Records from a collection of figures
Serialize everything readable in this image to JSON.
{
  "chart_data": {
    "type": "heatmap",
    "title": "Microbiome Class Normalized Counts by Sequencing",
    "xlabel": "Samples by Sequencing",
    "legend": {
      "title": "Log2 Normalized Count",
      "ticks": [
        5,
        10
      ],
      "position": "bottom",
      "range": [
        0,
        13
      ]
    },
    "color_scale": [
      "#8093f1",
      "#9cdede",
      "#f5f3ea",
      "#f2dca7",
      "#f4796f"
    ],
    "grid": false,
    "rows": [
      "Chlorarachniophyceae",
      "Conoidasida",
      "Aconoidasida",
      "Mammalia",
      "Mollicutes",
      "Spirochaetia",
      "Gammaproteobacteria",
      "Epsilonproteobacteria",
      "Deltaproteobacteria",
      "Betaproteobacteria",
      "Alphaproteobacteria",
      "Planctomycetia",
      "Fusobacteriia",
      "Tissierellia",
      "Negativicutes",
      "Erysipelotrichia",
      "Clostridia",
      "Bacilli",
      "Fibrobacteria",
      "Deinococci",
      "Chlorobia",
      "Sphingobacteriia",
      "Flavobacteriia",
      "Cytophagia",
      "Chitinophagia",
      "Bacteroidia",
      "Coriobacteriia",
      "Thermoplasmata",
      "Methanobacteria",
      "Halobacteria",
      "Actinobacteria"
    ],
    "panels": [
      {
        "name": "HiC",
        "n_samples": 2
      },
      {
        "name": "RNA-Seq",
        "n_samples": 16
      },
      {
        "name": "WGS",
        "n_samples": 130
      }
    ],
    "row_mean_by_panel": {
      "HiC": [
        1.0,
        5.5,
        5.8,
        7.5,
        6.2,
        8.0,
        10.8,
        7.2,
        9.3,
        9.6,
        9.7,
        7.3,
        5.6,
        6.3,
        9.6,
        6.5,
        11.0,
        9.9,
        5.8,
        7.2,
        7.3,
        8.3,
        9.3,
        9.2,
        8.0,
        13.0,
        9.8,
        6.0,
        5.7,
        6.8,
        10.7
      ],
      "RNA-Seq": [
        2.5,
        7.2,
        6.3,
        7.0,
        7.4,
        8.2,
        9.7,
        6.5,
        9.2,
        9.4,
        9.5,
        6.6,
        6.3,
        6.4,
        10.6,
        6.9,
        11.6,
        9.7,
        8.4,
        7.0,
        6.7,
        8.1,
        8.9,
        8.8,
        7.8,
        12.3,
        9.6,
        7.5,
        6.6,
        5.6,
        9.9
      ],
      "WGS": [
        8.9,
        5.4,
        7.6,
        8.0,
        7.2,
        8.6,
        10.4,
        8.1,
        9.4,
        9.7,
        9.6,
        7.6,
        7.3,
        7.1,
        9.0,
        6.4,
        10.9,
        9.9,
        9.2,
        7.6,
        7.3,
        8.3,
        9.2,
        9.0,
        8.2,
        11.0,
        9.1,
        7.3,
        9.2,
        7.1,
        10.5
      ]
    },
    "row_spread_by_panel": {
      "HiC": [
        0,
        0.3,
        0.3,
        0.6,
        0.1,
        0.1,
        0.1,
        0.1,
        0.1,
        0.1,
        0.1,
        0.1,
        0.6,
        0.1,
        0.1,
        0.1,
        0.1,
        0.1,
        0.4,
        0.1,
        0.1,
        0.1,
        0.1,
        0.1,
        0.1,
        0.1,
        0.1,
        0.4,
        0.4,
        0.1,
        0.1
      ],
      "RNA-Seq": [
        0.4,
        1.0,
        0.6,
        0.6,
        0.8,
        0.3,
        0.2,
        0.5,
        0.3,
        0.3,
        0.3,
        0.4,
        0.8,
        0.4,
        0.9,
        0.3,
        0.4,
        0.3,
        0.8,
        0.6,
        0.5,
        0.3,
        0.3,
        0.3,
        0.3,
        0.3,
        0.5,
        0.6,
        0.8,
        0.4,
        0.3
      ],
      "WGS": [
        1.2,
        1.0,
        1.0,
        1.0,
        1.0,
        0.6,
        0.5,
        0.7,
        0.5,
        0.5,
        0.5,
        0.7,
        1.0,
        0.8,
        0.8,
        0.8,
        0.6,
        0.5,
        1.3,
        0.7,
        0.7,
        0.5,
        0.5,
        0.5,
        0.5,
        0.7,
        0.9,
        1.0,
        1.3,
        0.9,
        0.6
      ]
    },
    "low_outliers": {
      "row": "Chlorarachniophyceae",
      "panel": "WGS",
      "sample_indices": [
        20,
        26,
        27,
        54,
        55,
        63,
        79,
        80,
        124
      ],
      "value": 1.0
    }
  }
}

→ **Required action**
The records above need to be output again, verbatim.

→ **Result of the exercise**
Serialize everything readable in this image to JSON.
{
  "chart_data": {
    "type": "heatmap",
    "title": "Microbiome Class Normalized Counts by Sequencing",
    "xlabel": "Samples by Sequencing",
    "legend": {
      "title": "Log2 Normalized Count",
      "ticks": [
        5,
        10
      ],
      "position": "bottom",
      "range": [
        0,
        13
      ]
    },
    "color_scale": [
      "#8093f1",
      "#9cdede",
      "#f5f3ea",
      "#f2dca7",
      "#f4796f"
    ],
    "grid": false,
    "rows": [
      "Chlorarachniophyceae",
      "Conoidasida",
      "Aconoidasida",
      "Mammalia",
      "Mollicutes",
      "Spirochaetia",
      "Gammaproteobacteria",
      "Epsilonproteobacteria",
      "Deltaproteobacteria",
      "Betaproteobacteria",
      "Alphaproteobacteria",
      "Planctomycetia",
      "Fusobacteriia",
      "Tissierellia",
      "Negativicutes",
      "Erysipelotrichia",
      "Clostridia",
      "Bacilli",
      "Fibrobacteria",
      "Deinococci",
      "Chlorobia",
      "Sphingobacteriia",
      "Flavobacteriia",
      "Cytophagia",
      "Chitinophagia",
      "Bacteroidia",
      "Coriobacteriia",
      "Thermoplasmata",
      "Methanobacteria",
      "Halobacteria",
      "Actinobacteria"
    ],
    "panels": [
      {
        "name": "HiC",
        "n_samples": 2
      },
      {
        "name": "RNA-Seq",
        "n_samples": 16
      },
      {
        "name": "WGS",
        "n_samples": 130
      }
    ],
    "row_mean_by_panel": {
      "HiC": [
        1.0,
        5.5,
        5.8,
        7.5,
        6.2,
        8.0,
        10.8,
        7.2,
        9.3,
        9.6,
        9.7,
        7.3,
        5.6,
        6.3,
        9.6,
        6.5,
        11.0,
        9.9,
        5.8,
        7.2,
        7.3,
        8.3,
        9.3,
        9.2,
        8.0,
        13.0,
        9.8,
        6.0,
        5.7,
        6.8,
        10.7
      ],
      "RNA-Seq": [
        2.5,
        7.2,
        6.3,
        7.0,
        7.4,
        8.2,
        9.7,
        6.5,
        9.2,
        9.4,
        9.5,
        6.6,
        6.3,
        6.4,
        10.6,
        6.9,
        11.6,
        9.7,
        8.4,
        7.0,
        6.7,
        8.1,
        8.9,
        8.8,
        7.8,
        12.3,
        9.6,
        7.5,
        6.6,
        5.6,
        9.9
      ],
      "WGS": [
        8.9,
        5.4,
        7.6,
        8.0,
        7.2,
        8.6,
        10.4,
        8.1,
        9.4,
        9.7,
        9.6,
        7.6,
        7.3,
        7.1,
        9.0,
        6.4,
        10.9,
        9.9,
        9.2,
        7.6,
        7.3,
        8.3,
        9.2,
        9.0,
        8.2,
        11.0,
        9.1,
        7.3,
        9.2,
        7.1,
        10.5
      ]
    },
    "row_spread_by_panel": {
      "HiC": [
        0,
        0.3,
        0.3,
        0.6,
        0.1,
        0.1,
        0.1,
        0.1,
        0.1,
        0.1,
        0.1,
        0.1,
        0.6,
        0.1,
        0.1,
        0.1,
        0.1,
        0.1,
        0.4,
        0.1,
        0.1,
        0.1,
        0.1,
        0.1,
        0.1,
        0.1,
        0.1,
        0.4,
        0.4,
        0.1,
        0.1
      ],
      "RNA-Seq": [
        0.4,
        1.0,
        0.6,
        0.6,
        0.8,
        0.3,
        0.2,
        0.5,
        0.3,
        0.3,
        0.3,
        0.4,
        0.8,
        0.4,
        0.9,
        0.3,
        0.4,
        0.3,
        0.8,
        0.6,
        0.5,
        0.3,
        0.3,
        0.3,
        0.3,
        0.3,
        0.5,
        0.6,
        0.8,
        0.4,
        0.3
      ],
      "WGS": [
        1.2,
        1.0,
        1.0,
        1.0,
        1.0,
        0.6,
        0.5,
        0.7,
        0.5,
        0.5,
        0.5,
        0.7,
        1.0,
        0.8,
        0.8,
        0.8,
        0.6,
        0.5,
        1.3,
        0.7,
        0.7,
        0.5,
        0.5,
        0.5,
        0.5,
        0.7,
        0.9,
        1.0,
        1.3,
        0.9,
        0.6
      ]
    },
    "low_outliers": {
      "row": "Chlorarachniophyceae",
      "panel": "WGS",
      "sample_indices": [
        20,
        26,
        27,
        54,
        55,
        63,
        79,
        80,
        124
      ],
      "value": 1.0
    }
  }
}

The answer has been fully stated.